== Supplied material ==

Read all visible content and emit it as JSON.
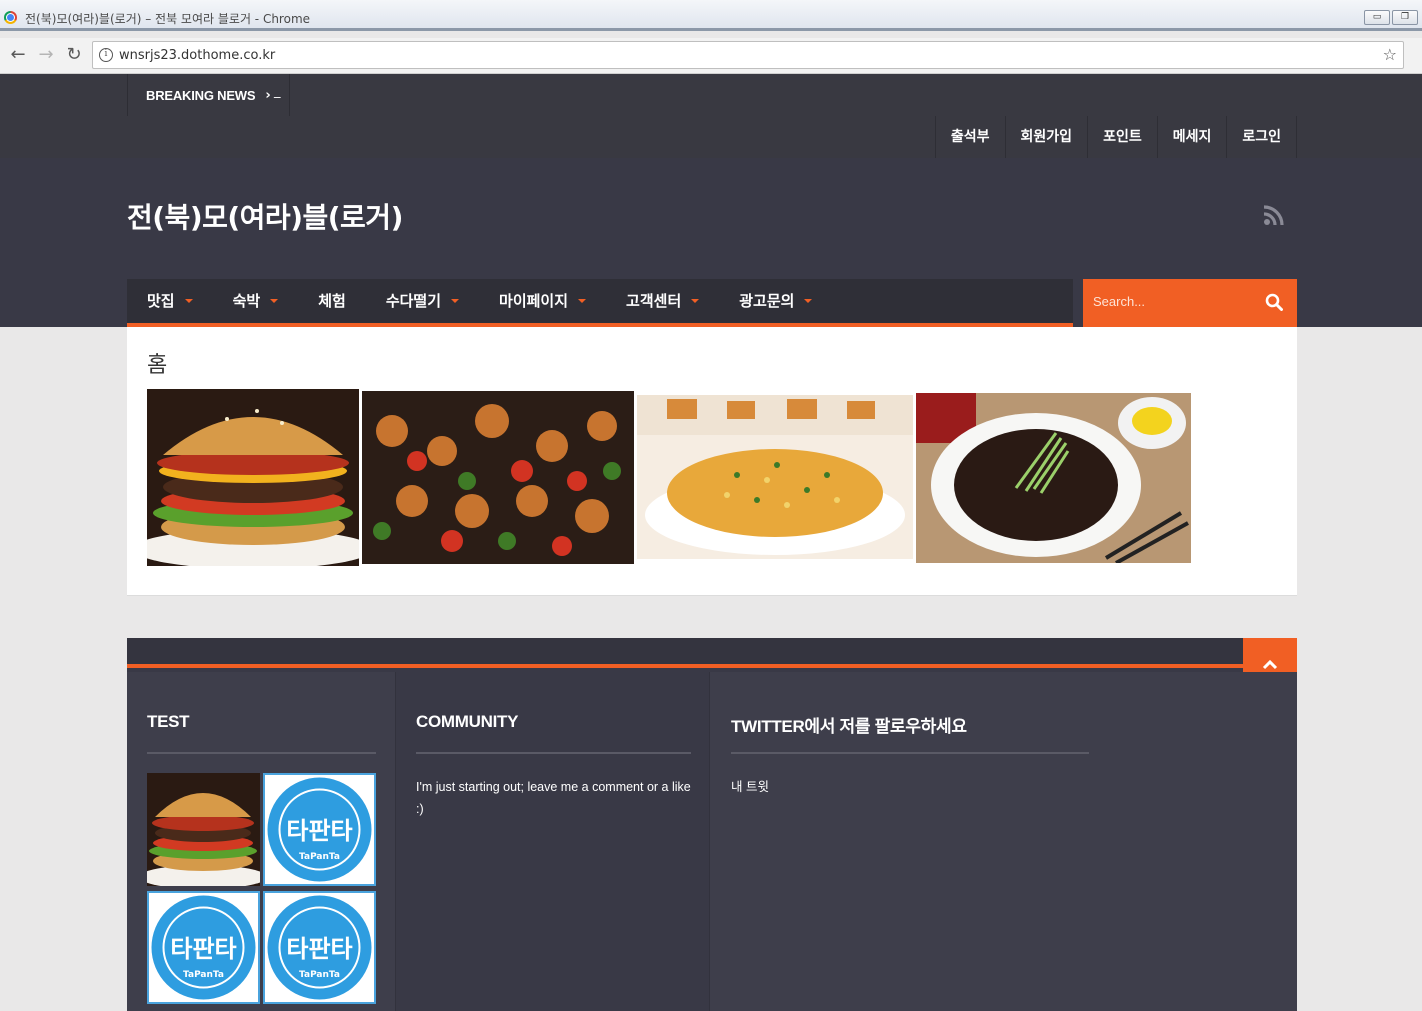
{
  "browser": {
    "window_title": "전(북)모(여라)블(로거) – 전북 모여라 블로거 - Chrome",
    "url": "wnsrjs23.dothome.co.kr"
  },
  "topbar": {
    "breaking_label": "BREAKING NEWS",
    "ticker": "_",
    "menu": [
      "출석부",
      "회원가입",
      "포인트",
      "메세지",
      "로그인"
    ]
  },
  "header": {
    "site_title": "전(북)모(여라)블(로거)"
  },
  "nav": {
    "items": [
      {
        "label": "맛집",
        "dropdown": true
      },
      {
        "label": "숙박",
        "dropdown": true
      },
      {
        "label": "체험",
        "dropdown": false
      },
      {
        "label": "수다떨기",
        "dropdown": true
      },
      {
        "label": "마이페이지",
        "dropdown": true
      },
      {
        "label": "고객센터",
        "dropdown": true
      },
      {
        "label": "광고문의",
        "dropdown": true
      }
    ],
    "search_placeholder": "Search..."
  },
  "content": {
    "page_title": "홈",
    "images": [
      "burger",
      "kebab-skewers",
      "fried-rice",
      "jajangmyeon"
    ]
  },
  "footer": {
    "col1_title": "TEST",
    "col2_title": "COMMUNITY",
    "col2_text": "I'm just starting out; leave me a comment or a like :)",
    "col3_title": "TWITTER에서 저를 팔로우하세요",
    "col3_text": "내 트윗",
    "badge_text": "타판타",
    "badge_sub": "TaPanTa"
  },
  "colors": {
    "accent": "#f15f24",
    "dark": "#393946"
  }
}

===
== Supplied material ==

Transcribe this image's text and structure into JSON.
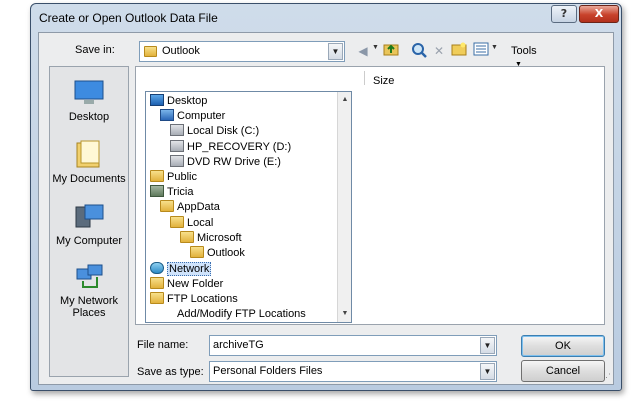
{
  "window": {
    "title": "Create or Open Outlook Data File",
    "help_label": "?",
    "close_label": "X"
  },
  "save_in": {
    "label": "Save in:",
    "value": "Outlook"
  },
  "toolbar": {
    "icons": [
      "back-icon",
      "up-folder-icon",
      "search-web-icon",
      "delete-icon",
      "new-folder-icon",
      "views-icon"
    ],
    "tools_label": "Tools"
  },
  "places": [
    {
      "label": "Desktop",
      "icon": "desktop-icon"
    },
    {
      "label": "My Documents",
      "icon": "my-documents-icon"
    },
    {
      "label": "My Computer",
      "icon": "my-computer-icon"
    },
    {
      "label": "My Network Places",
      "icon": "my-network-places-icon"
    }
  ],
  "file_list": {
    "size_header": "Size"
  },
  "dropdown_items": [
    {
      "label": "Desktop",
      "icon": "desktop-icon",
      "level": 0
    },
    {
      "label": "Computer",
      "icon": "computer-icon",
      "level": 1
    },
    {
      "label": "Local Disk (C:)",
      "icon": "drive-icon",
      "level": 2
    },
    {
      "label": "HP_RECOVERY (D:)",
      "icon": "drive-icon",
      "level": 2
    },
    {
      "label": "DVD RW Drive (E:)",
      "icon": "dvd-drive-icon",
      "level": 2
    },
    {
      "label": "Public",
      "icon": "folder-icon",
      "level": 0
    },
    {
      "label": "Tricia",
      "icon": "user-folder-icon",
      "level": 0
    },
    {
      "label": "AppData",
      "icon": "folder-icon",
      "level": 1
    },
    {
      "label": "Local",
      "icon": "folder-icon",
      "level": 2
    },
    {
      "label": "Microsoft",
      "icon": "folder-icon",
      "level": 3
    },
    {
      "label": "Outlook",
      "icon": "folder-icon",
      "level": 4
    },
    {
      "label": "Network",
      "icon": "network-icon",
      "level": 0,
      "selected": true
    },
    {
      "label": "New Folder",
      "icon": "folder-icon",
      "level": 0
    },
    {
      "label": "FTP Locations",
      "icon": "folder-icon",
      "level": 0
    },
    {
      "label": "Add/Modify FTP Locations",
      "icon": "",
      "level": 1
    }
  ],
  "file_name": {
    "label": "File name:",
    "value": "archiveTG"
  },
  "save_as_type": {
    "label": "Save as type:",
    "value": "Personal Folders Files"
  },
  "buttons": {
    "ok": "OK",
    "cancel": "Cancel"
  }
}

===

What the exercise asks:
Which lines hold the word "JSON"? Copy every one of them.

Result of the exercise:
Read all visible content and emit it as JSON.
Transcribe this image's text and structure into JSON.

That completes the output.